▸ **DATASET ROWS**
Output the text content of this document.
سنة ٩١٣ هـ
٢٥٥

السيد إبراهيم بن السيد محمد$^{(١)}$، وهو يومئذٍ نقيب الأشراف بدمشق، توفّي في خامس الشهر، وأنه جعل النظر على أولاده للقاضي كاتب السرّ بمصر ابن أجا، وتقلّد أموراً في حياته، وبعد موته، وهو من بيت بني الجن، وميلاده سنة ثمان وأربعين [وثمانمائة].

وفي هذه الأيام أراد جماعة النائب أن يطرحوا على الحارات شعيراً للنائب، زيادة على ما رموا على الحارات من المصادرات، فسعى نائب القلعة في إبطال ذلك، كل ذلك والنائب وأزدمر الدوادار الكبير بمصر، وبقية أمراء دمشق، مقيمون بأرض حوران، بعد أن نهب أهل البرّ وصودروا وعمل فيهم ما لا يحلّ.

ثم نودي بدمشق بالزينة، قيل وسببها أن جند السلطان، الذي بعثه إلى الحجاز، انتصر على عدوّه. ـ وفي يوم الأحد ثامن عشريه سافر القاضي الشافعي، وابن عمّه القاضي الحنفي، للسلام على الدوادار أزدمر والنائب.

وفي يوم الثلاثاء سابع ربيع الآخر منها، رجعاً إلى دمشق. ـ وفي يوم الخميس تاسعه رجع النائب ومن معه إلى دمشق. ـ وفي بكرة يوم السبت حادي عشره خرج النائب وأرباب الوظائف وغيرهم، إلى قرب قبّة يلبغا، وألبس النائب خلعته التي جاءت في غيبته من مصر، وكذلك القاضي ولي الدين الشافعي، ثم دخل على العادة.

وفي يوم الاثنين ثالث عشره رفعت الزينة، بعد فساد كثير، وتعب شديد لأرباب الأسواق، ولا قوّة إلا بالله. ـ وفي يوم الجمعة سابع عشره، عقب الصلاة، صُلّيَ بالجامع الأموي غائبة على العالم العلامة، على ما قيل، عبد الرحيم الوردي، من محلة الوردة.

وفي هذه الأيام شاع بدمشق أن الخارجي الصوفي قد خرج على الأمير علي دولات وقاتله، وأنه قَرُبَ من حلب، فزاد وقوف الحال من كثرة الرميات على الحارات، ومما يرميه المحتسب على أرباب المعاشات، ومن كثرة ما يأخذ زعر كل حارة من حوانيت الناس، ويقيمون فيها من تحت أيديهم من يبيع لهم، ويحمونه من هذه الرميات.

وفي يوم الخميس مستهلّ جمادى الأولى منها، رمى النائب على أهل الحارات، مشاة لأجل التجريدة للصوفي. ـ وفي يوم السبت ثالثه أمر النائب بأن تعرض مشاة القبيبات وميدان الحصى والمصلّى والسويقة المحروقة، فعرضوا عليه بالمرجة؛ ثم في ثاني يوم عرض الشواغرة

▸ **EXERCISE GOAL**
Your task is to gather every line with the word "وأنه" and copy it.

▸ **EXERCISE OUTPUT**
السيد إبراهيم بن السيد محمد$^{(١)}$، وهو يومئذٍ نقيب الأشراف بدمشق، توفّي في خامس الشهر، وأنه جعل النظر على أولاده للقاضي كاتب السرّ بمصر ابن أجا، وتقلّد أموراً في حياته، وبعد موته، وهو من بيت بني الجن، وميلاده سنة ثمان وأربعين [وثمانمائة].
وفي هذه الأيام شاع بدمشق أن الخارجي الصوفي قد خرج على الأمير علي دولات وقاتله، وأنه قَرُبَ من حلب، فزاد وقوف الحال من كثرة الرميات على الحارات، ومما يرميه المحتسب على أرباب المعاشات، ومن كثرة ما يأخذ زعر كل حارة من حوانيت الناس، ويقيمون فيها من تحت أيديهم من يبيع لهم، ويحمونه من هذه الرميات.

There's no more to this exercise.